# AIM
Go through the listing and copy each line with the string "failure".

# DATA SHOWN
──────────

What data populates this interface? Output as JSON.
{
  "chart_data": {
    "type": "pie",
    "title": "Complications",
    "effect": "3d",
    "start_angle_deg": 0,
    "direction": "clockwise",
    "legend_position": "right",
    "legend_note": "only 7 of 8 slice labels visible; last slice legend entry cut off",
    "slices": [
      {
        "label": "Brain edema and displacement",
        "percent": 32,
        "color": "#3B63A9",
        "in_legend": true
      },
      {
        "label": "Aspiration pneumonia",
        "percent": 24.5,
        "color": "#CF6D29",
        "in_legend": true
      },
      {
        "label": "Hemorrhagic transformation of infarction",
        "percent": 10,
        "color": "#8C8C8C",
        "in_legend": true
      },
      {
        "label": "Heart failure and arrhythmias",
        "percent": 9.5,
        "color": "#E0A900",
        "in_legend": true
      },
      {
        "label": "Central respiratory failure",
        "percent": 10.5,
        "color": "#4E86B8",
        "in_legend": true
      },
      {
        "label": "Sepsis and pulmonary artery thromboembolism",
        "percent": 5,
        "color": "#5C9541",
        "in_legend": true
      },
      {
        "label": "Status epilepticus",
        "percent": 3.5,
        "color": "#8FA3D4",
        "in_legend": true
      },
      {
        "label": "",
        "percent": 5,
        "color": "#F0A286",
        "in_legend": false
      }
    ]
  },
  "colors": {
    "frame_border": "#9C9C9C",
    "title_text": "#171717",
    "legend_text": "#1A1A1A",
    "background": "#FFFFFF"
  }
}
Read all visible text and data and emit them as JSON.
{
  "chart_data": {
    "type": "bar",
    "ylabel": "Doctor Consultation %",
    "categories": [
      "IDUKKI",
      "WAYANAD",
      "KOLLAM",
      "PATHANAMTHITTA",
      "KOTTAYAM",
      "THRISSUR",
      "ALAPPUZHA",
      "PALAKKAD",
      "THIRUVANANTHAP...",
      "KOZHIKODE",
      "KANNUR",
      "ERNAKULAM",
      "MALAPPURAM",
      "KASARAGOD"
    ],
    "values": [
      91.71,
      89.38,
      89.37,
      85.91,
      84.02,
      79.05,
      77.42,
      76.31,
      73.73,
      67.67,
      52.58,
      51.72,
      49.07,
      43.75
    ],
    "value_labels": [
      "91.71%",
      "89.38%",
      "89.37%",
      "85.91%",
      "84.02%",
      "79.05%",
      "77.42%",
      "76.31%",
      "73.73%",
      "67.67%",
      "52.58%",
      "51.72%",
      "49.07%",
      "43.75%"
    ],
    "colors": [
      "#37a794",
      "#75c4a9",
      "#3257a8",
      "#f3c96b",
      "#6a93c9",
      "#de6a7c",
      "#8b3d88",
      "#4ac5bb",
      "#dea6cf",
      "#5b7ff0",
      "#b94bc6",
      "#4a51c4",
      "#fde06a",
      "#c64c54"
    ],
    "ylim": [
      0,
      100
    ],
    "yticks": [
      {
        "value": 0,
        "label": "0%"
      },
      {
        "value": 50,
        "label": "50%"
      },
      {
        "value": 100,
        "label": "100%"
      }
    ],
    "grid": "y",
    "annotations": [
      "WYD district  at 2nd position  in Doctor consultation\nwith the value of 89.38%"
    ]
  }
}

──────────

# TASK RESPONSE
        "label": "Heart failure and arrhythmias",
        "label": "Central respiratory failure",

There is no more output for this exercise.